# INPUT FOR THIS TASK

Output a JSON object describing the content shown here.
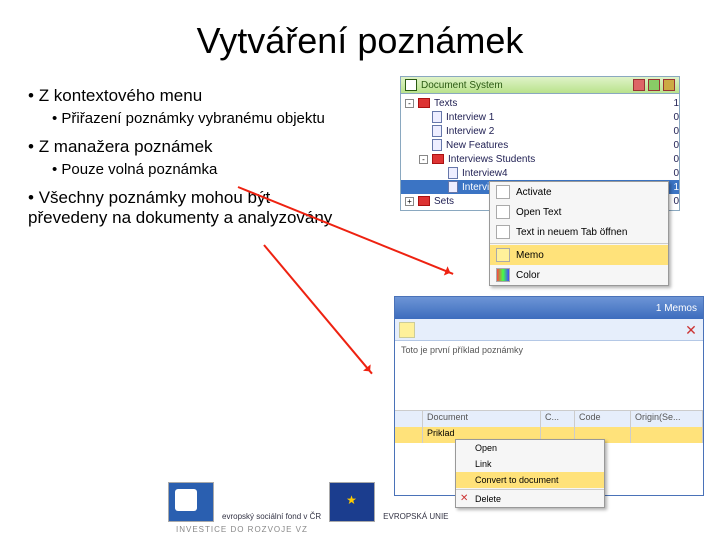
{
  "title": "Vytváření poznámek",
  "bullets": {
    "b1": "Z kontextového menu",
    "b1a": "Přiřazení poznámky vybranému objektu",
    "b2": "Z manažera poznámek",
    "b2a": "Pouze volná poznámka",
    "b3": "Všechny poznámky mohou být převedeny na dokumenty a analyzovány"
  },
  "docsys": {
    "header": "Document System",
    "rows": [
      {
        "label": "Texts",
        "num": "1",
        "level": 0,
        "icon": "folder",
        "exp": "-"
      },
      {
        "label": "Interview 1",
        "num": "0",
        "level": 1,
        "icon": "doc"
      },
      {
        "label": "Interview 2",
        "num": "0",
        "level": 1,
        "icon": "doc"
      },
      {
        "label": "New Features",
        "num": "0",
        "level": 1,
        "icon": "doc"
      },
      {
        "label": "Interviews Students",
        "num": "0",
        "level": 1,
        "icon": "folder",
        "exp": "-"
      },
      {
        "label": "Interview4",
        "num": "0",
        "level": 2,
        "icon": "doc"
      },
      {
        "label": "Interview3",
        "num": "1",
        "level": 2,
        "icon": "doc",
        "sel": true
      },
      {
        "label": "Sets",
        "num": "0",
        "level": 0,
        "icon": "folder",
        "exp": "+"
      }
    ]
  },
  "ctx": {
    "items": [
      {
        "label": "Activate",
        "icon": "activate"
      },
      {
        "label": "Open Text",
        "icon": "open"
      },
      {
        "label": "Text in neuem Tab öffnen",
        "icon": "open-tab"
      },
      {
        "label": "",
        "sep": true
      },
      {
        "label": "Memo",
        "icon": "memo"
      },
      {
        "label": "Color",
        "icon": "color"
      }
    ]
  },
  "memomgr": {
    "count_label": "1 Memos",
    "body_text": "Toto je první příklad poznámky",
    "grid_headers": [
      "",
      "Document",
      "C...",
      "Code",
      "Origin(Se..."
    ],
    "grid_row": [
      "",
      "Priklad",
      "",
      "",
      ""
    ],
    "ctx_items": [
      {
        "label": "Open"
      },
      {
        "label": "Link"
      },
      {
        "label": "Convert to document",
        "sel": true
      },
      {
        "label": "Delete",
        "icon": "x"
      }
    ]
  },
  "footer": {
    "esf_text": "evropský sociální fond v ČR",
    "eu_text": "EVROPSKÁ UNIE",
    "invest": "INVESTICE DO ROZVOJE VZ"
  }
}
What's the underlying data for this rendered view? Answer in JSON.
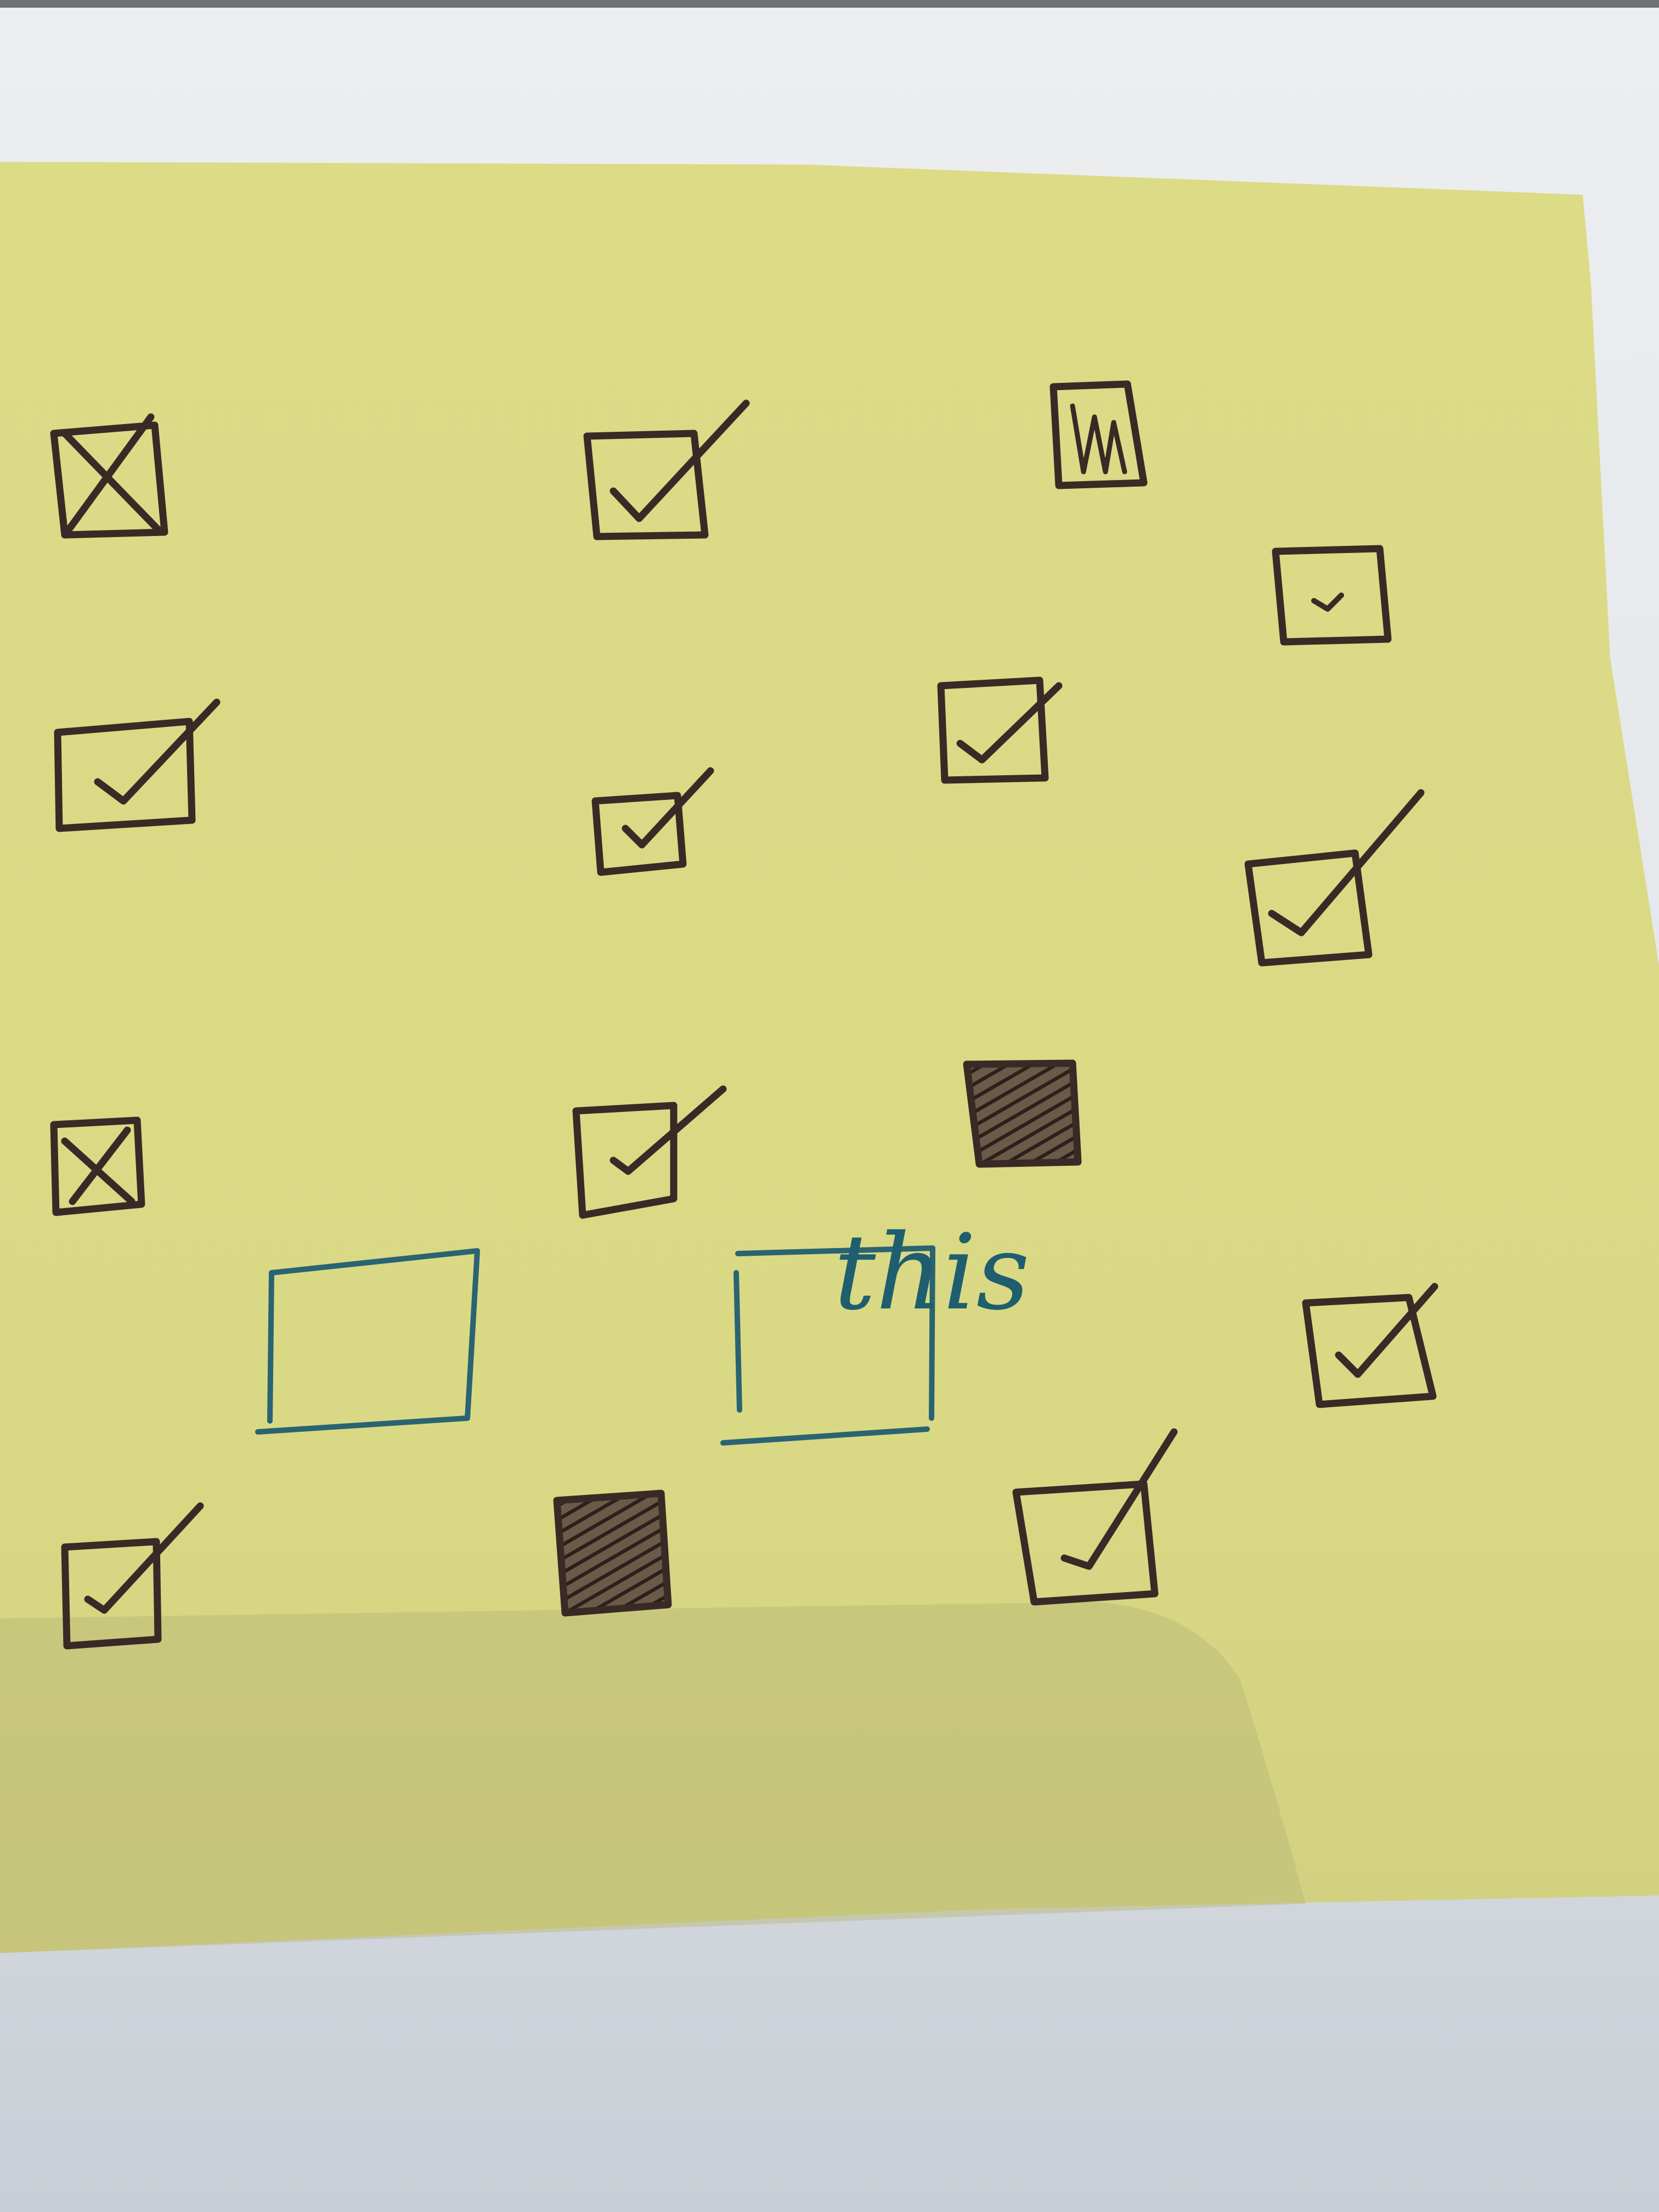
{
  "note": {
    "annotation": "this",
    "paper_color": "#dedd8a",
    "ink_brown": "#3a2a26",
    "ink_blue": "#2a6472"
  },
  "marks": [
    {
      "kind": "cross",
      "state": "checked"
    },
    {
      "kind": "tick",
      "state": "checked"
    },
    {
      "kind": "scribble",
      "state": "filled"
    },
    {
      "kind": "small-tick",
      "state": "checked"
    },
    {
      "kind": "tick",
      "state": "checked"
    },
    {
      "kind": "tick",
      "state": "checked"
    },
    {
      "kind": "tick",
      "state": "checked"
    },
    {
      "kind": "tick",
      "state": "checked"
    },
    {
      "kind": "cross",
      "state": "checked"
    },
    {
      "kind": "tick",
      "state": "checked"
    },
    {
      "kind": "hatched",
      "state": "filled"
    },
    {
      "kind": "empty",
      "state": "unchecked"
    },
    {
      "kind": "empty",
      "state": "unchecked"
    },
    {
      "kind": "tick",
      "state": "checked"
    },
    {
      "kind": "tick",
      "state": "checked"
    },
    {
      "kind": "hatched",
      "state": "filled"
    },
    {
      "kind": "tick",
      "state": "checked"
    }
  ]
}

# SHORT TASK
Repeat the material exactly as it reads, without any of its pictures.

# CORRECT OUTPUT
Output a JSON object describing the content shown here.
{
  "title": "Vytváření poznámek",
  "bullets": {
    "b1": "Z kontextového menu",
    "b1a": "Přiřazení poznámky vybranému objektu",
    "b2": "Z manažera poznámek",
    "b2a": "Pouze volná poznámka",
    "b3": "Všechny poznámky mohou být převedeny na dokumenty a analyzovány"
  },
  "docsys": {
    "header": "Document System",
    "rows": [
      {
        "label": "Texts",
        "num": "1",
        "level": 0,
        "icon": "folder",
        "exp": "-"
      },
      {
        "label": "Interview 1",
        "num": "0",
        "level": 1,
        "icon": "doc"
      },
      {
        "label": "Interview 2",
        "num": "0",
        "level": 1,
        "icon": "doc"
      },
      {
        "label": "New Features",
        "num": "0",
        "level": 1,
        "icon": "doc"
      },
      {
        "label": "Interviews Students",
        "num": "0",
        "level": 1,
        "icon": "folder",
        "exp": "-"
      },
      {
        "label": "Interview4",
        "num": "0",
        "level": 2,
        "icon": "doc"
      },
      {
        "label": "Interview3",
        "num": "1",
        "level": 2,
        "icon": "doc",
        "sel": true
      },
      {
        "label": "Sets",
        "num": "0",
        "level": 0,
        "icon": "folder",
        "exp": "+"
      }
    ]
  },
  "ctx": {
    "items": [
      {
        "label": "Activate",
        "icon": "activate"
      },
      {
        "label": "Open Text",
        "icon": "open"
      },
      {
        "label": "Text in neuem Tab öffnen",
        "icon": "open-tab"
      },
      {
        "label": "",
        "sep": true
      },
      {
        "label": "Memo",
        "icon": "memo"
      },
      {
        "label": "Color",
        "icon": "color"
      }
    ]
  },
  "memomgr": {
    "count_label": "1 Memos",
    "body_text": "Toto je první příklad poznámky",
    "grid_headers": [
      "",
      "Document",
      "C...",
      "Code",
      "Origin(Se..."
    ],
    "grid_row": [
      "",
      "Priklad",
      "",
      "",
      ""
    ],
    "ctx_items": [
      {
        "label": "Open"
      },
      {
        "label": "Link"
      },
      {
        "label": "Convert to document",
        "sel": true
      },
      {
        "label": "Delete",
        "icon": "x"
      }
    ]
  },
  "footer": {
    "esf_text": "evropský sociální fond v ČR",
    "eu_text": "EVROPSKÁ UNIE",
    "invest": "INVESTICE DO ROZVOJE VZ"
  }
}
What's the underlying data for this rendered view? Answer in JSON.
{
  "note": {
    "annotation": "this",
    "paper_color": "#dedd8a",
    "ink_brown": "#3a2a26",
    "ink_blue": "#2a6472"
  },
  "marks": [
    {
      "kind": "cross",
      "state": "checked"
    },
    {
      "kind": "tick",
      "state": "checked"
    },
    {
      "kind": "scribble",
      "state": "filled"
    },
    {
      "kind": "small-tick",
      "state": "checked"
    },
    {
      "kind": "tick",
      "state": "checked"
    },
    {
      "kind": "tick",
      "state": "checked"
    },
    {
      "kind": "tick",
      "state": "checked"
    },
    {
      "kind": "tick",
      "state": "checked"
    },
    {
      "kind": "cross",
      "state": "checked"
    },
    {
      "kind": "tick",
      "state": "checked"
    },
    {
      "kind": "hatched",
      "state": "filled"
    },
    {
      "kind": "empty",
      "state": "unchecked"
    },
    {
      "kind": "empty",
      "state": "unchecked"
    },
    {
      "kind": "tick",
      "state": "checked"
    },
    {
      "kind": "tick",
      "state": "checked"
    },
    {
      "kind": "hatched",
      "state": "filled"
    },
    {
      "kind": "tick",
      "state": "checked"
    }
  ]
}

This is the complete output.